### The task
The complete listing should be restated exactly.

### Collected data

○ ○ ○ ○ ○

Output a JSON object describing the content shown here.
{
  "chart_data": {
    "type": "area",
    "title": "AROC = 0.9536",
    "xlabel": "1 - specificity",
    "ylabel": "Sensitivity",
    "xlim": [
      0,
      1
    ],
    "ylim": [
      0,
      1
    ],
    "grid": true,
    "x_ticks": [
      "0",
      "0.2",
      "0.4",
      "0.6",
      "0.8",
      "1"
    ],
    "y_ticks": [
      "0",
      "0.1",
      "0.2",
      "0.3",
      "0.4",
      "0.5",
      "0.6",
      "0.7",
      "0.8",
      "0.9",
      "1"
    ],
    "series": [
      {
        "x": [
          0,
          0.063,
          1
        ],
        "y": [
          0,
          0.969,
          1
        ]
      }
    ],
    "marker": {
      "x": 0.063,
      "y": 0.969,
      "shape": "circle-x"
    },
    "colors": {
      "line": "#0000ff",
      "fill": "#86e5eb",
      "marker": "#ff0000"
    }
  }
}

○ ○ ○ ○ ○

### Written solution
Output a JSON object describing the content shown here.
{
  "chart_data": {
    "type": "area",
    "title": "AROC = 0.9536",
    "xlabel": "1 - specificity",
    "ylabel": "Sensitivity",
    "xlim": [
      0,
      1
    ],
    "ylim": [
      0,
      1
    ],
    "grid": true,
    "x_ticks": [
      "0",
      "0.2",
      "0.4",
      "0.6",
      "0.8",
      "1"
    ],
    "y_ticks": [
      "0",
      "0.1",
      "0.2",
      "0.3",
      "0.4",
      "0.5",
      "0.6",
      "0.7",
      "0.8",
      "0.9",
      "1"
    ],
    "series": [
      {
        "x": [
          0,
          0.063,
          1
        ],
        "y": [
          0,
          0.969,
          1
        ]
      }
    ],
    "marker": {
      "x": 0.063,
      "y": 0.969,
      "shape": "circle-x"
    },
    "colors": {
      "line": "#0000ff",
      "fill": "#86e5eb",
      "marker": "#ff0000"
    }
  }
}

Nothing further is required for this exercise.